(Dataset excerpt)
- - -
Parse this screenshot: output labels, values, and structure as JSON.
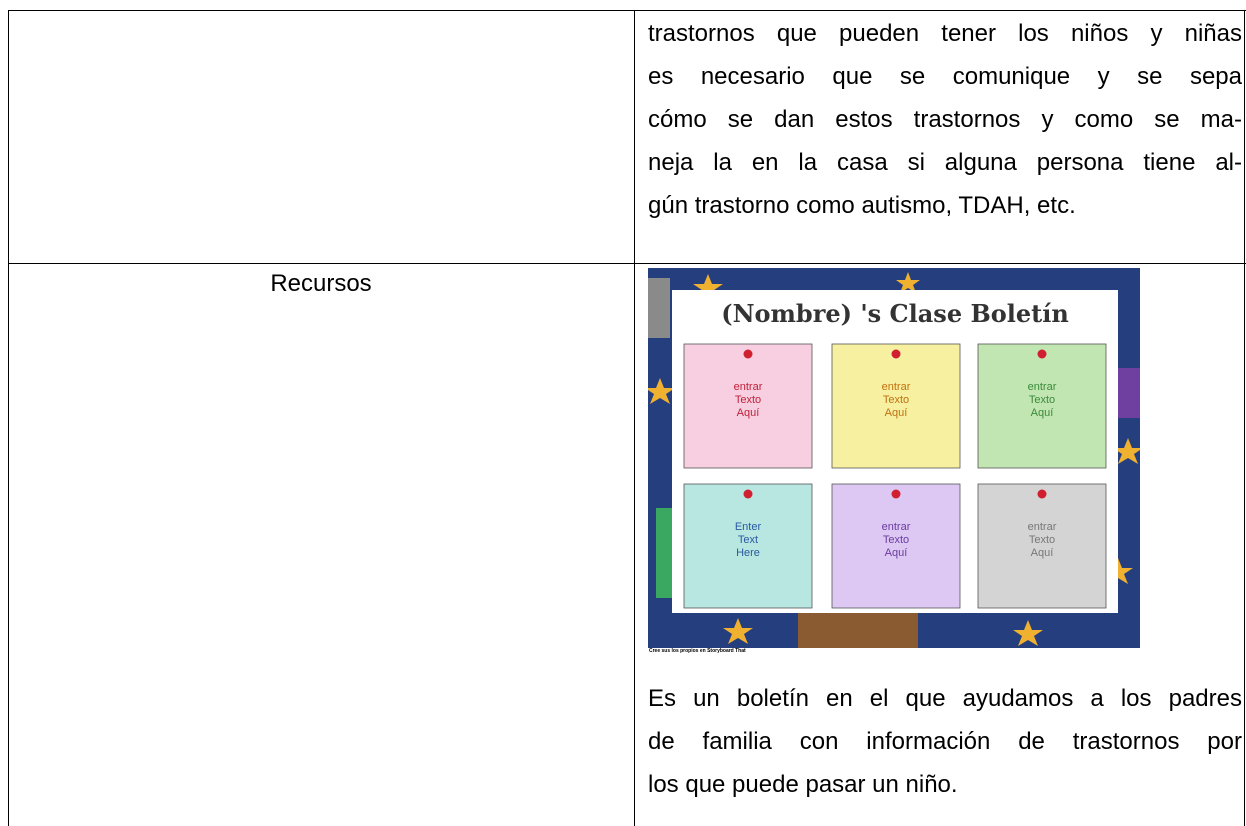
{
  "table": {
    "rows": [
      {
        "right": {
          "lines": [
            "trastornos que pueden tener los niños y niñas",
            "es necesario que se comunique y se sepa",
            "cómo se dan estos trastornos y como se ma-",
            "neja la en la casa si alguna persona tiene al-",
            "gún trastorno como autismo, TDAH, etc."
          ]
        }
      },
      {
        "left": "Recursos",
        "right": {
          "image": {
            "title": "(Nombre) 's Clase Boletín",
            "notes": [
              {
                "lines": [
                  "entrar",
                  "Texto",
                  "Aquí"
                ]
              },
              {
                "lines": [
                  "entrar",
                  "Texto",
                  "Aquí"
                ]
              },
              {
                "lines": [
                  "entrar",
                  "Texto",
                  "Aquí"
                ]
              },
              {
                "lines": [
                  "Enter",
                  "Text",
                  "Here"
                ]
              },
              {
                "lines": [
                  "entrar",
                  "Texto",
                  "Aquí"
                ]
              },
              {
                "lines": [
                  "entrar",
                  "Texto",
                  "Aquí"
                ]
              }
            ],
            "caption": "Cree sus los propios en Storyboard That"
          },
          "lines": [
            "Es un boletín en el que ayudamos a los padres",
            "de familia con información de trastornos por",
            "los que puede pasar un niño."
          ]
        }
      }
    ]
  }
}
- - -
Find every line that holds "trastornos" and copy it.

            "trastornos que pueden tener los niños y niñas",
            "cómo se dan estos trastornos y como se ma-",
            "de familia con información de trastornos por",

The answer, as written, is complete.